> Problem to work on
Write what comes next in the repository README for the pyrho recombination rate chapter, picking up from its final words.

This is the repository for the book chapter "Recombination rate estimation with pyrho
".
Here we describe the included files, and how to reproduce the results in the chapter.
The paper
directory
contains the LaTeX source code, a .pdf of the paper, and all of the figures.
The code
directory contains a jupyter notebook that can generate all
of the plots (except for the schematic in Figure 1, which was created in Keynote),
and all of the data necessary to create the plots.
The results of all of our simulations and inference runs are contained
in combined_results.csv
. To regenerate those results (up to some
stochasticity from not setting random seeds in convert_ts_to_vcf.py
and pyrho hyperparam
)

> Data

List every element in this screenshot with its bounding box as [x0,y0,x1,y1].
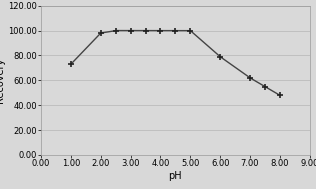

> Output
one would first need to run the Snakefile
, but beware that this will
require hundreds of core hours. The Snakefile
does contain all of the
relevant snippets of calling pyrho
however, so it may be useful to
look through. The Snakefile
calls the script convert_ts_to_vcf.py
,
which takes the simulated output from stdpopsim
and performs downsampling,
adds switch errors, and masks some genotypes as missing. It also calls
the script compute_corr.py
which compares the recombination maps inferred
(in the course of running the Snakefile
) to the recombination map used to
simulate the data, PyrhoYRI_GRCh38_chr1.txt
. Once the Snakefile
has
finished running, one can create a file with all of the results by running
munge.py
which will create a file called combined_results.csv
(overwriting the one currently in the repo!).
Note that a few of the jobs without the --fastmissing
flag ran extremely slowly (taking longer than 10 hours). Those will nol
longer get generated in this version of the
Snakefile
, but could be added back by editing line 57 of the
Snakefile
.